Excerpt from a dataset:
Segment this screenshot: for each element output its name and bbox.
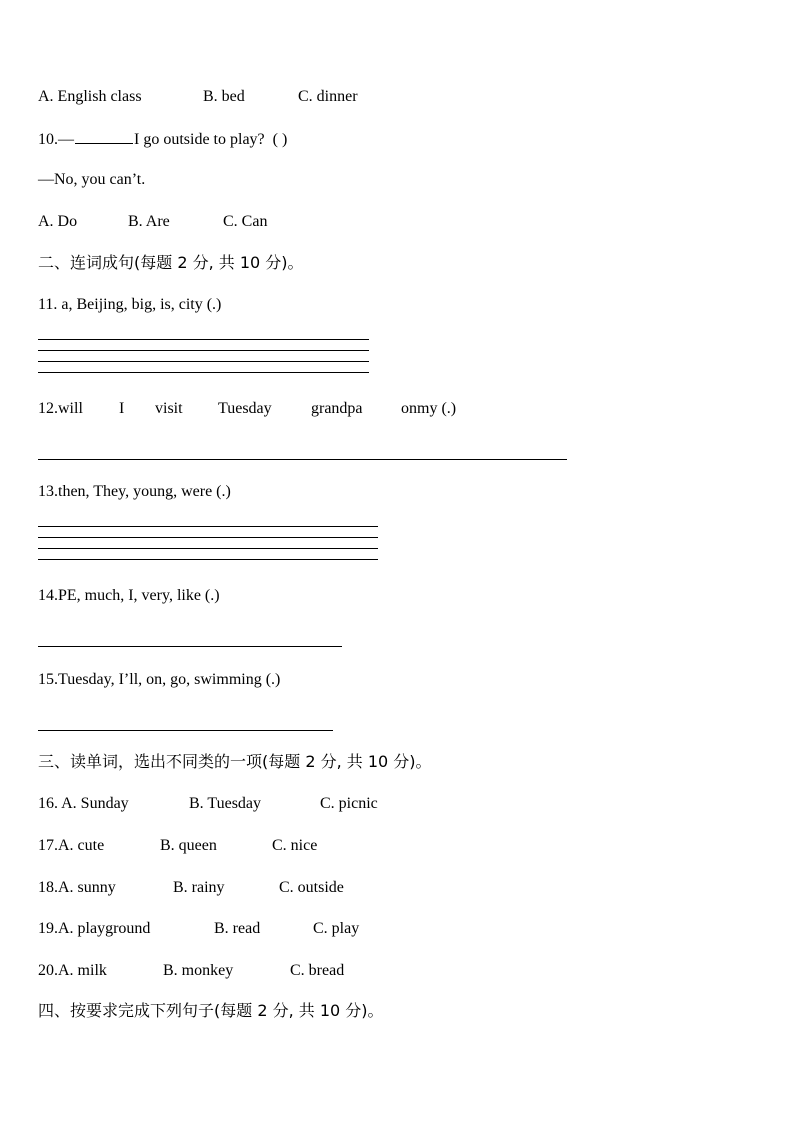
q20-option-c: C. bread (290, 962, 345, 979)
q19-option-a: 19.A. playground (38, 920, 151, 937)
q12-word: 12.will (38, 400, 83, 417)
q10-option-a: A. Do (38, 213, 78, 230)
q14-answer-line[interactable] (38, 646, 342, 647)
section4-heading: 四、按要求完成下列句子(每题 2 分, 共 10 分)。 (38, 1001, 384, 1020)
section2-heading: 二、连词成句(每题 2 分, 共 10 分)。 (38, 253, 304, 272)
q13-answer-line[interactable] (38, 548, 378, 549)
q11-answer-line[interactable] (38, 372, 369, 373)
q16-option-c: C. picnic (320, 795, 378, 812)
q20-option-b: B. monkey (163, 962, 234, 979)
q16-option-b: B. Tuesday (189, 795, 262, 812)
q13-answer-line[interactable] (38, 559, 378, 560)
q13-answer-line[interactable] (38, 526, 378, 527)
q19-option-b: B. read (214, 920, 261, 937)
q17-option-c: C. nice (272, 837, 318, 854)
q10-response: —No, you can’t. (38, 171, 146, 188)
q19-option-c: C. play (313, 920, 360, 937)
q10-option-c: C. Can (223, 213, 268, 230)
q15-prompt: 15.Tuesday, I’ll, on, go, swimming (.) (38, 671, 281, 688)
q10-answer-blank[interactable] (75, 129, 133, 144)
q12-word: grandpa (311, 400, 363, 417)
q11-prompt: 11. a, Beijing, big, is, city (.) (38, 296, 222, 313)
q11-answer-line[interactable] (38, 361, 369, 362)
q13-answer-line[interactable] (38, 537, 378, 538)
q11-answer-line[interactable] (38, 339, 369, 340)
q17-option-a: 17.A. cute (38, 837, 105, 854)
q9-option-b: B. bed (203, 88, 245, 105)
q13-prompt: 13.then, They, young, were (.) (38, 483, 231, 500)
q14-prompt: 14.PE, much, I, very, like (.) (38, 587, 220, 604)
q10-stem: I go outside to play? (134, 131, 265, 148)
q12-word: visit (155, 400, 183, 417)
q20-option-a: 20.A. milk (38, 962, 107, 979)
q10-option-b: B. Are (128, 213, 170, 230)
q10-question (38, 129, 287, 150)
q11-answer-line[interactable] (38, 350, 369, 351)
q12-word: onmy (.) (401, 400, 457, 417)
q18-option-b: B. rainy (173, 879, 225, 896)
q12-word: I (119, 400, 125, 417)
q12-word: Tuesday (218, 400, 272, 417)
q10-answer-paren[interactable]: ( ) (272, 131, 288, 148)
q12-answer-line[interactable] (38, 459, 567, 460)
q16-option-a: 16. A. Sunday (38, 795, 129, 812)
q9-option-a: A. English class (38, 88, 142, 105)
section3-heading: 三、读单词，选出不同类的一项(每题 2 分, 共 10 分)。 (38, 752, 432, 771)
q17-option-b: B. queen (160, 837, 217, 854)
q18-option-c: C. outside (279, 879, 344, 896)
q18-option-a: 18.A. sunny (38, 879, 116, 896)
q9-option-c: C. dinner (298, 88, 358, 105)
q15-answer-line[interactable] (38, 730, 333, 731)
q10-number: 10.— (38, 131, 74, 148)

...

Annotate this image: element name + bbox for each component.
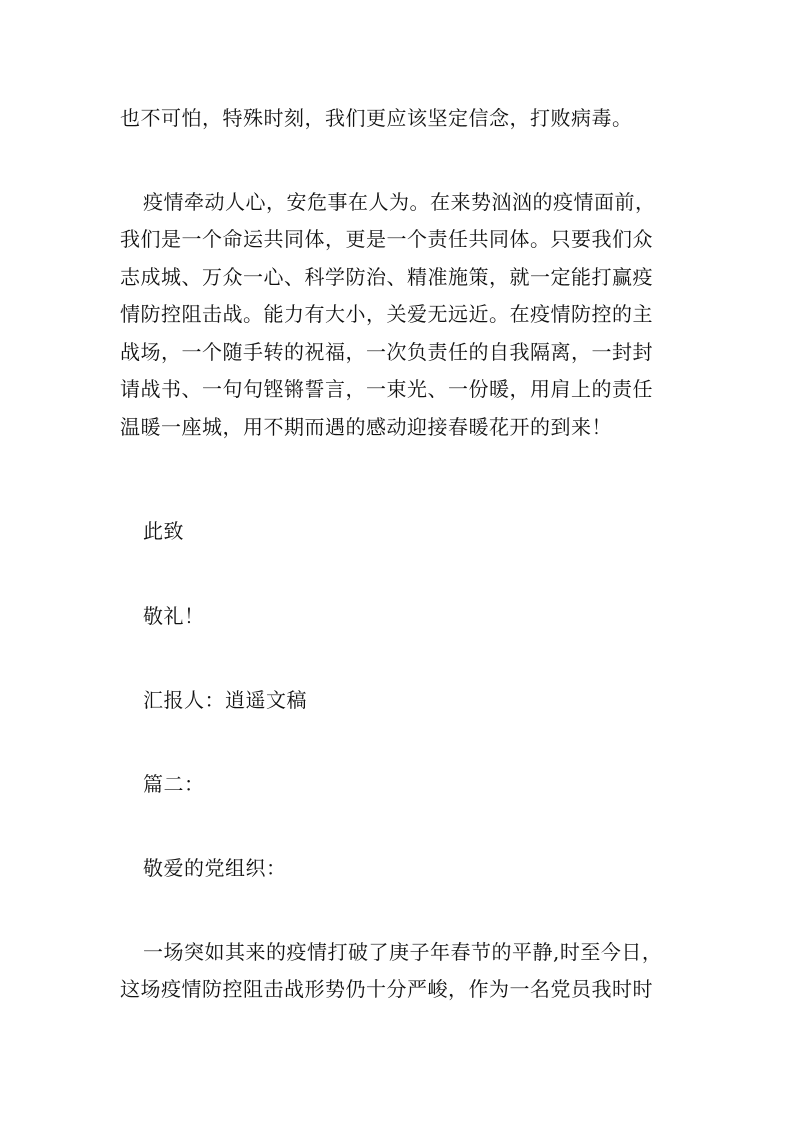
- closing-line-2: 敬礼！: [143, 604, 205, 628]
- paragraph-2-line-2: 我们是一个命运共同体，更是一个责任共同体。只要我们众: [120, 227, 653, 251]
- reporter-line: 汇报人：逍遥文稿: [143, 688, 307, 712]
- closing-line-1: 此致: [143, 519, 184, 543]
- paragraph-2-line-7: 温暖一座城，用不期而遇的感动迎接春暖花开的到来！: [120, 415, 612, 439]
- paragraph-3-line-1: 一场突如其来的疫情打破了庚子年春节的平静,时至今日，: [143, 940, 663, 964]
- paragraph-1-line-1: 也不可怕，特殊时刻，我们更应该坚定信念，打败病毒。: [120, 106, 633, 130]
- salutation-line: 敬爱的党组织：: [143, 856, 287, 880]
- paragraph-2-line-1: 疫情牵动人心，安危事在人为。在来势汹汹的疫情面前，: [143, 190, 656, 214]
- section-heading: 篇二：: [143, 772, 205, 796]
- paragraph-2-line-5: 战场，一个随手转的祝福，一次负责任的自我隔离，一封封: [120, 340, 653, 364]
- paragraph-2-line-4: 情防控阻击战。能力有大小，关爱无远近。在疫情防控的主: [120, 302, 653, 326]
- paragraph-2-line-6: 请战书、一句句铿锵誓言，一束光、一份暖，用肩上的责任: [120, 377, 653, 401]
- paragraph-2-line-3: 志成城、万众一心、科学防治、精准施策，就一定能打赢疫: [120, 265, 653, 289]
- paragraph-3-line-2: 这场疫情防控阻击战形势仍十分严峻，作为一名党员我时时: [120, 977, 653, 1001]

---

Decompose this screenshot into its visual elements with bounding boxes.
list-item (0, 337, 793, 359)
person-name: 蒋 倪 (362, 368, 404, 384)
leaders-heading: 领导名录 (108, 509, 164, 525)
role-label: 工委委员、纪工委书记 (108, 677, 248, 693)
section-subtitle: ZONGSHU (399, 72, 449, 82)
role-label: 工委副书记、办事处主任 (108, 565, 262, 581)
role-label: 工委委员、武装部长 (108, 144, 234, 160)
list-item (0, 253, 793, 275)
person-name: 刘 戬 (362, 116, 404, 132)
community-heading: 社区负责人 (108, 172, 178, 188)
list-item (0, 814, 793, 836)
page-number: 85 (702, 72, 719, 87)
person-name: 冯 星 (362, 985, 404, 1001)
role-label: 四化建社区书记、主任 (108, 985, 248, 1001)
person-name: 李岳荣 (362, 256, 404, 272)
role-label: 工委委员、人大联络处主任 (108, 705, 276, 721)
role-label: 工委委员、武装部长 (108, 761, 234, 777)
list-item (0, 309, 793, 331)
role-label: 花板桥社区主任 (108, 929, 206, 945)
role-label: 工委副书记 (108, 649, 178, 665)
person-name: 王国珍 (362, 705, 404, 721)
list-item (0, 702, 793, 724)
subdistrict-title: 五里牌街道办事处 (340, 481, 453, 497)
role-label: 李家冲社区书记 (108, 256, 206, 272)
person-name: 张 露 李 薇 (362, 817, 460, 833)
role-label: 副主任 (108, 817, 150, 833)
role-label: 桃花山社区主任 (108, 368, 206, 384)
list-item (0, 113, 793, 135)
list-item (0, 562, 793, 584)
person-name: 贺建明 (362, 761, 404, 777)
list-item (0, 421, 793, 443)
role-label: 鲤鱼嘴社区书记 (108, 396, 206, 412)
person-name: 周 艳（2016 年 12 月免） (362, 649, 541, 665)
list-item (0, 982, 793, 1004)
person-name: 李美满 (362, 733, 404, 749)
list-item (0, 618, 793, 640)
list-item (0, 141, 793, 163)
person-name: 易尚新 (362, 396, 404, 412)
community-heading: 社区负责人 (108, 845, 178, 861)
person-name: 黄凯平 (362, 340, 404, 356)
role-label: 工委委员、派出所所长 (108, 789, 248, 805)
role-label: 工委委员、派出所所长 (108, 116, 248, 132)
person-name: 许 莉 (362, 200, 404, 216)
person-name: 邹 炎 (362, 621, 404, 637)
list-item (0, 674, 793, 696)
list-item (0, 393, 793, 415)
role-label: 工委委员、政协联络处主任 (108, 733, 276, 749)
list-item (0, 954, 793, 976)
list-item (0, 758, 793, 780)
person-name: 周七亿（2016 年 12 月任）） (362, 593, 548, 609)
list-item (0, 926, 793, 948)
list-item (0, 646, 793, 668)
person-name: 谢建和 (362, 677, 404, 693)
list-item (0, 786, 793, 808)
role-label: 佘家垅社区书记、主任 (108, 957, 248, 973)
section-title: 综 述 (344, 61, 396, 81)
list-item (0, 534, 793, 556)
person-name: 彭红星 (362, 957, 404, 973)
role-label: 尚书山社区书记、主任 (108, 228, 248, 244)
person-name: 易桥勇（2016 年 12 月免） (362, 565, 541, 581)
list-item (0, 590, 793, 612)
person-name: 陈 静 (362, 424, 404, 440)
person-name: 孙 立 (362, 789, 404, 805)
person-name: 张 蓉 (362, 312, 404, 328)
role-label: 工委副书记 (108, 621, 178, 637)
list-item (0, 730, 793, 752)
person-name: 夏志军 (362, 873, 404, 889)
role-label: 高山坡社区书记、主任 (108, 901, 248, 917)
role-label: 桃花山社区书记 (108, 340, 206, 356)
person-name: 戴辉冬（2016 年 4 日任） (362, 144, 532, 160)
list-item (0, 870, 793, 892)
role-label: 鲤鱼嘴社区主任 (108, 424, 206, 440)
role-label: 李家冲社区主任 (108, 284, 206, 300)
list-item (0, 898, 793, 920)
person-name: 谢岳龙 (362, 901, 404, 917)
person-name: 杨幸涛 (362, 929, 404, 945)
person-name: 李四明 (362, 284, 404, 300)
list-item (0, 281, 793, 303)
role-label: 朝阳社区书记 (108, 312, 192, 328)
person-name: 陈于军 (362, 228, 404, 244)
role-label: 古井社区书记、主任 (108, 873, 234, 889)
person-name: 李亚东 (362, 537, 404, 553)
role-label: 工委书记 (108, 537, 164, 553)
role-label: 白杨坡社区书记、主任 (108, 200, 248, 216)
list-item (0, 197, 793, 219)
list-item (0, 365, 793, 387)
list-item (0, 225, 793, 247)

■ Objective:
Duplicate the lines of the records from the one containing "- closing-line-2: 敬礼！: [143, 604, 205, 628]" through the one containing "302, 653, 326]", both ends included, with every character unchanged.

■ Solution to the problem:
- closing-line-2: 敬礼！: [143, 604, 205, 628]
- paragraph-2-line-2: 我们是一个命运共同体，更是一个责任共同体。只要我们众: [120, 227, 653, 251]
- reporter-line: 汇报人：逍遥文稿: [143, 688, 307, 712]
- closing-line-1: 此致: [143, 519, 184, 543]
- paragraph-2-line-7: 温暖一座城，用不期而遇的感动迎接春暖花开的到来！: [120, 415, 612, 439]
- paragraph-3-line-1: 一场突如其来的疫情打破了庚子年春节的平静,时至今日，: [143, 940, 663, 964]
- paragraph-1-line-1: 也不可怕，特殊时刻，我们更应该坚定信念，打败病毒。: [120, 106, 633, 130]
- salutation-line: 敬爱的党组织：: [143, 856, 287, 880]
- paragraph-2-line-1: 疫情牵动人心，安危事在人为。在来势汹汹的疫情面前，: [143, 190, 656, 214]
- section-heading: 篇二：: [143, 772, 205, 796]
- paragraph-2-line-5: 战场，一个随手转的祝福，一次负责任的自我隔离，一封封: [120, 340, 653, 364]
- paragraph-2-line-4: 情防控阻击战。能力有大小，关爱无远近。在疫情防控的主: [120, 302, 653, 326]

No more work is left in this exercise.